Brief
Locate the word "plain" in the material, then show every line that holds it.

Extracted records

★ ★ ★ ★ ★ ★ ★

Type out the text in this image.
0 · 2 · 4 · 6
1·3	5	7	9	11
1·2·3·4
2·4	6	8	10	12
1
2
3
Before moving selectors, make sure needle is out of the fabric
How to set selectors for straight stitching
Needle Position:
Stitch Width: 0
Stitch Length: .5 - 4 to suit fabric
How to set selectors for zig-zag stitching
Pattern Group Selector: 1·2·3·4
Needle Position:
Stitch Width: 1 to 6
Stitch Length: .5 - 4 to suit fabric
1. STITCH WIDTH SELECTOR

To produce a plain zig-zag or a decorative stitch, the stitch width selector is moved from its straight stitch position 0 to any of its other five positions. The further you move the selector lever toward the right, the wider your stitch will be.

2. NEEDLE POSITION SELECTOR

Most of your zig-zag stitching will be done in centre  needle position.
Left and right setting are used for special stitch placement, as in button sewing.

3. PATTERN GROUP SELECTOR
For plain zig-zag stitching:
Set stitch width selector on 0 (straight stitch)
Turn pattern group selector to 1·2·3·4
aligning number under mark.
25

★ ★ ★ ★ ★ ★ ★

Solution to the problem
To produce a plain zig-zag or a decorative stitch, the stitch width selector is moved from its straight stitch position 0 to any of its other five positions. The further you move the selector lever toward the right, the wider your stitch will be.
For plain zig-zag stitching:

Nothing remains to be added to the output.